- EXCERPT TO READ
Safer needles rollout study identifies factors for implementation success

Good communication, gradual transition and outside support pave way for new technology

Published: February 28, 2014

Regulations are a powerful tool to promote the adoption of health and safety practices and policies. But regulations alone may not produce intended results. How regulations are implemented matters.

That was one finding from an Institute for Work & Health (IWH) study on an Ontario regulation to reduce needlestick injuries in health-care settings. Lead researcher Dr. Andrea Chambers presented a plenary on her study at IWH last November. It examined how three Ontario acute-care hospitals responded to a 2007 regulation requiring health-care organizations to replace conventional needles with safety-engineered needles.

The effectiveness of the regulation depended on a complex interplay of factors, including the technology itself, says Chambers.

- DATA SUPPLIED
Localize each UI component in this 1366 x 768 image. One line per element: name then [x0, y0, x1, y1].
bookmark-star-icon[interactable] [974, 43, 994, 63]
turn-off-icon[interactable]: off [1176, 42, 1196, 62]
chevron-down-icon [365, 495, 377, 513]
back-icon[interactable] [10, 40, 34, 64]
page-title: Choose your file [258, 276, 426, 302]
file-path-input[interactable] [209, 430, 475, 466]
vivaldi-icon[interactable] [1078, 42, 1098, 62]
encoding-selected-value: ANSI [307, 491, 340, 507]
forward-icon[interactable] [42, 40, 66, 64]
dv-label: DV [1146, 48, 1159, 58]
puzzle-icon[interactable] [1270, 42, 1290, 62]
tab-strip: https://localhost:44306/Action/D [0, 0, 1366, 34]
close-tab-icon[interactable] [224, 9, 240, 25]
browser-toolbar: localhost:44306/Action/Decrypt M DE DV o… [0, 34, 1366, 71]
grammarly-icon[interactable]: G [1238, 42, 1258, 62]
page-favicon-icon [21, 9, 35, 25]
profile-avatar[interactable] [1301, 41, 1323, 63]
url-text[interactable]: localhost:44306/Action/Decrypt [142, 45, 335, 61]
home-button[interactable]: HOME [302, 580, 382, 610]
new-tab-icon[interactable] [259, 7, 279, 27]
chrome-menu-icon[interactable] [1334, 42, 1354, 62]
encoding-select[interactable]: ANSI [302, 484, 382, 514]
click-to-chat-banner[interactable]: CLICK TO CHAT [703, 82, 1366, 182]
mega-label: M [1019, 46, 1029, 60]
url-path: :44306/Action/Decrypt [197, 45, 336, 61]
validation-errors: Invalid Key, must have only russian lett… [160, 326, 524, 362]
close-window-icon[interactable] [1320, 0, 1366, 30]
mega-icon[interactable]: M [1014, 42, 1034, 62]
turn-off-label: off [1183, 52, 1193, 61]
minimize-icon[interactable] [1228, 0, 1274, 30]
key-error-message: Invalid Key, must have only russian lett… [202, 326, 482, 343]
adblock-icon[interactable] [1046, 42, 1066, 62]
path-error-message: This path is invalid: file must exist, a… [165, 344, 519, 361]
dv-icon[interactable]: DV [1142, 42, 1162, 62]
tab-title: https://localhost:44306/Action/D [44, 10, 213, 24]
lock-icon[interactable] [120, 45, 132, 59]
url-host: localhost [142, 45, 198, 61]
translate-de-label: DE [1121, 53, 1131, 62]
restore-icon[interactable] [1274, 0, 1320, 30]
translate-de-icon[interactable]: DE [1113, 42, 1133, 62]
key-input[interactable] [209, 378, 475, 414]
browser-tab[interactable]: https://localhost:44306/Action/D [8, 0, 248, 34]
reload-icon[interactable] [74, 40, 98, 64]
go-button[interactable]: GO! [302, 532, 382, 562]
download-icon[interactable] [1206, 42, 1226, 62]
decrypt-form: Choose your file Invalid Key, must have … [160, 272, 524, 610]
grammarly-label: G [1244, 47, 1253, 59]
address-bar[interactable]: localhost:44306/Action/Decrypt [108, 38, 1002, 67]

- EXERCISE 1
Using the safer needles article, mark each statement yes or no and quote the words that decide it: (a) The study looked at four Ontario hospitals. (b) The 2007 regulation required health-care organizations to replace conventional needles with safety-engineered needles. (c) Chambers presented her study at IWH.
- EXERCISE 2
In one to three sentences, explain why the safer needles article says regulations alone may not produce intended results.
Answer using only the text, not the records.

- WRITTEN ANSWER 1
(a) No: "three Ontario acute-care hospitals"
(b) Yes: "requiring health-care organizations to replace conventional needles with safety-engineered needles"
(c) Yes: "presented a plenary on her study at IWH last November"

- WRITTEN ANSWER 2
Regulations alone may not produce intended results because how they are implemented matters.